EXERCISE DESCRIPTION |
All of the material should be reproduced exactly, with pictures left out.

Start MATERIAL FOR THE TASK

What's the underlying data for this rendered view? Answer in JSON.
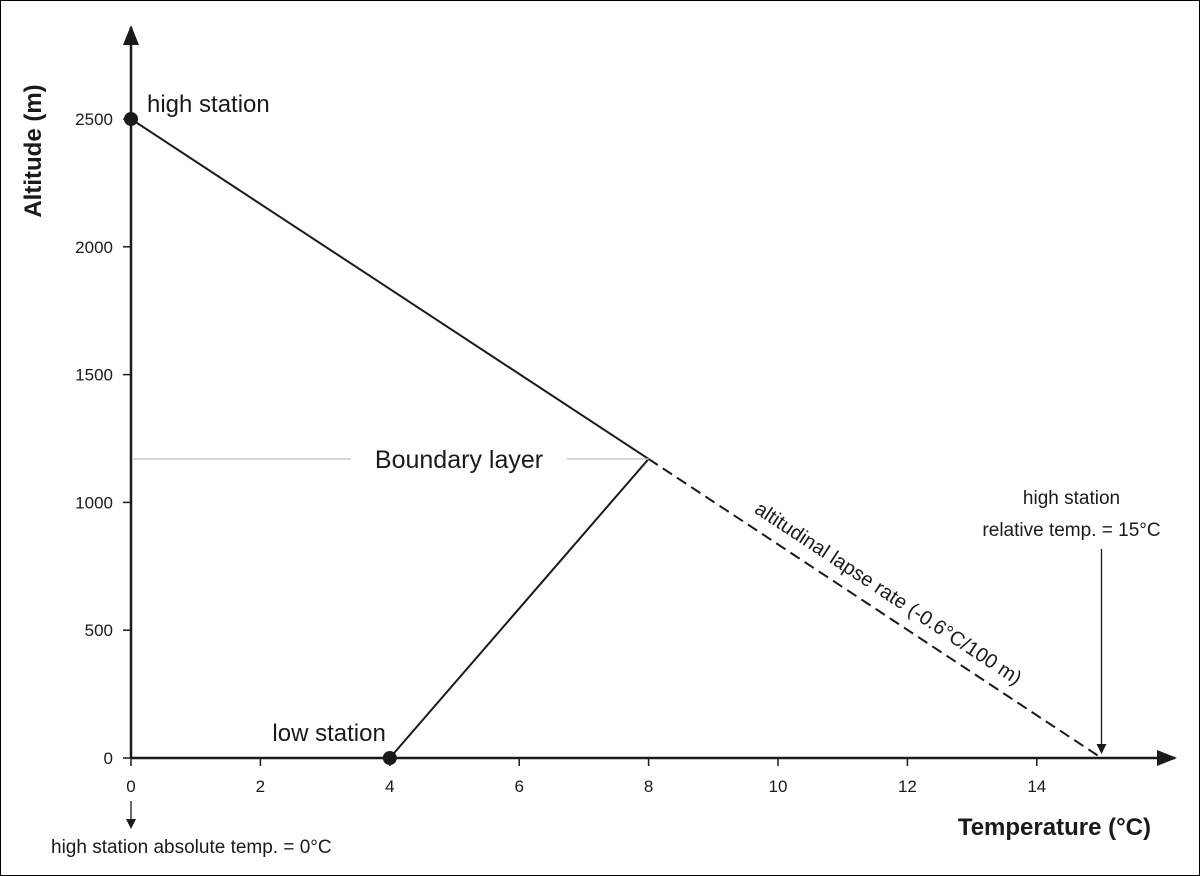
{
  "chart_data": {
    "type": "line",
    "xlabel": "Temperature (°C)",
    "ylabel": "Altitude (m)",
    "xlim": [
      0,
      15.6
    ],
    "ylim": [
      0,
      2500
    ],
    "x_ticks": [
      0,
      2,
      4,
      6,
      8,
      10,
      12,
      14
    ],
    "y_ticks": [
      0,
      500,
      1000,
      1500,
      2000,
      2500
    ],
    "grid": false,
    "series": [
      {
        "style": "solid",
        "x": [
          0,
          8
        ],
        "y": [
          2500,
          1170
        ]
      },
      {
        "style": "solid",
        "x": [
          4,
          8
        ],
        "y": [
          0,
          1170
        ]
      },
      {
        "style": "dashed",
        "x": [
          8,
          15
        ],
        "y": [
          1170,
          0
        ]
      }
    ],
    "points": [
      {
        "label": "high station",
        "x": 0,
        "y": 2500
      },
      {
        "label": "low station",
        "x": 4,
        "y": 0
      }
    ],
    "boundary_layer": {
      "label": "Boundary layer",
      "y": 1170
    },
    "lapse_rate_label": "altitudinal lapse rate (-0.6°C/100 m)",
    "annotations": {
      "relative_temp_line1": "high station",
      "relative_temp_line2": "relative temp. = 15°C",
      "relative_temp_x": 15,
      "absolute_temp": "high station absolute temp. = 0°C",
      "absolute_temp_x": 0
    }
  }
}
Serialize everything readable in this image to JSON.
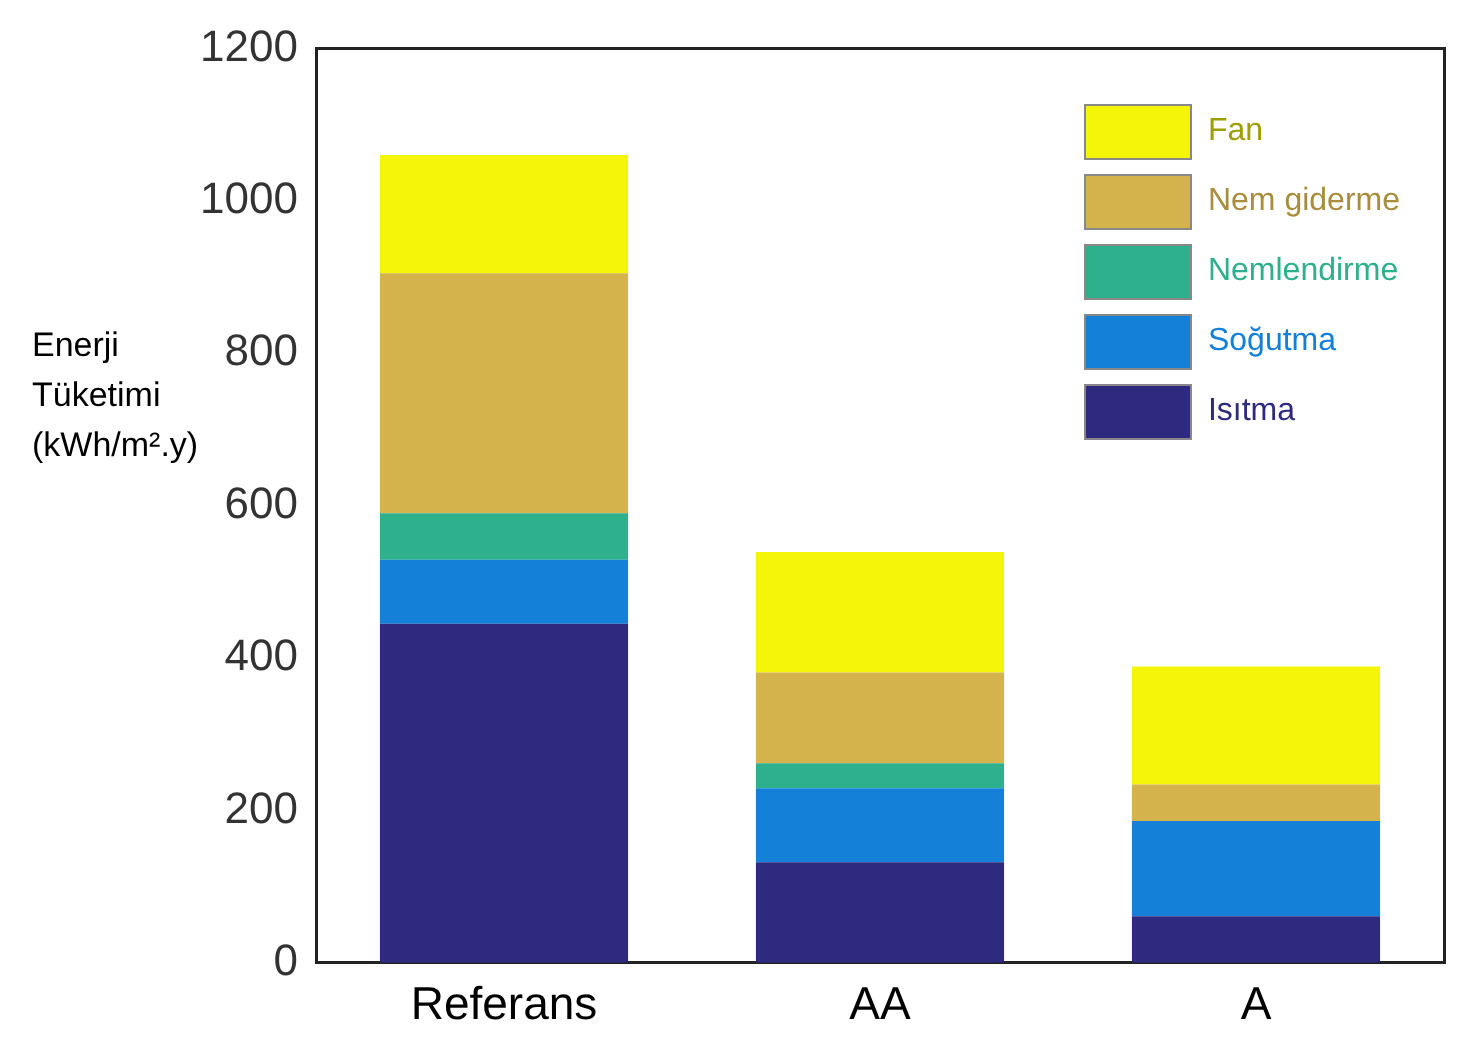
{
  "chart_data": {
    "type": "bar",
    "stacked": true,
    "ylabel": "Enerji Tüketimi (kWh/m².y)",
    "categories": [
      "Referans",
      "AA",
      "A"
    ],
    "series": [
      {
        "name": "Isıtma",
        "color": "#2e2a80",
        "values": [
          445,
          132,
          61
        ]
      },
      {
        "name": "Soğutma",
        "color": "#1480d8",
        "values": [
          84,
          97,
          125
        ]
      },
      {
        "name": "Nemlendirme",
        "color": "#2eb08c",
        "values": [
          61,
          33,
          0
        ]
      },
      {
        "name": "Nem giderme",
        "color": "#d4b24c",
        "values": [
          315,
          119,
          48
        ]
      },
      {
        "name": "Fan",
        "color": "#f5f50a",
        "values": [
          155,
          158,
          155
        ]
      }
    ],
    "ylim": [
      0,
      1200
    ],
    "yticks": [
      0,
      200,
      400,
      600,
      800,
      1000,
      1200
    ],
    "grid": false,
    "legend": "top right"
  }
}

End MATERIAL FOR THE TASK

COMPLETE ANSWER |
What's the underlying data for this rendered view? Answer in JSON.
{
  "chart_data": {
    "type": "line",
    "xlabel": "Temperature (°C)",
    "ylabel": "Altitude (m)",
    "xlim": [
      0,
      15.6
    ],
    "ylim": [
      0,
      2500
    ],
    "x_ticks": [
      0,
      2,
      4,
      6,
      8,
      10,
      12,
      14
    ],
    "y_ticks": [
      0,
      500,
      1000,
      1500,
      2000,
      2500
    ],
    "grid": false,
    "series": [
      {
        "style": "solid",
        "x": [
          0,
          8
        ],
        "y": [
          2500,
          1170
        ]
      },
      {
        "style": "solid",
        "x": [
          4,
          8
        ],
        "y": [
          0,
          1170
        ]
      },
      {
        "style": "dashed",
        "x": [
          8,
          15
        ],
        "y": [
          1170,
          0
        ]
      }
    ],
    "points": [
      {
        "label": "high station",
        "x": 0,
        "y": 2500
      },
      {
        "label": "low station",
        "x": 4,
        "y": 0
      }
    ],
    "boundary_layer": {
      "label": "Boundary layer",
      "y": 1170
    },
    "lapse_rate_label": "altitudinal lapse rate (-0.6°C/100 m)",
    "annotations": {
      "relative_temp_line1": "high station",
      "relative_temp_line2": "relative temp. = 15°C",
      "relative_temp_x": 15,
      "absolute_temp": "high station absolute temp. = 0°C",
      "absolute_temp_x": 0
    }
  }
}
Serialize everything readable in this image to JSON.
{
  "chart_data": {
    "type": "bar",
    "stacked": true,
    "ylabel": "Enerji Tüketimi (kWh/m².y)",
    "categories": [
      "Referans",
      "AA",
      "A"
    ],
    "series": [
      {
        "name": "Isıtma",
        "color": "#2e2a80",
        "values": [
          445,
          132,
          61
        ]
      },
      {
        "name": "Soğutma",
        "color": "#1480d8",
        "values": [
          84,
          97,
          125
        ]
      },
      {
        "name": "Nemlendirme",
        "color": "#2eb08c",
        "values": [
          61,
          33,
          0
        ]
      },
      {
        "name": "Nem giderme",
        "color": "#d4b24c",
        "values": [
          315,
          119,
          48
        ]
      },
      {
        "name": "Fan",
        "color": "#f5f50a",
        "values": [
          155,
          158,
          155
        ]
      }
    ],
    "ylim": [
      0,
      1200
    ],
    "yticks": [
      0,
      200,
      400,
      600,
      800,
      1000,
      1200
    ],
    "grid": false,
    "legend": "top right"
  }
}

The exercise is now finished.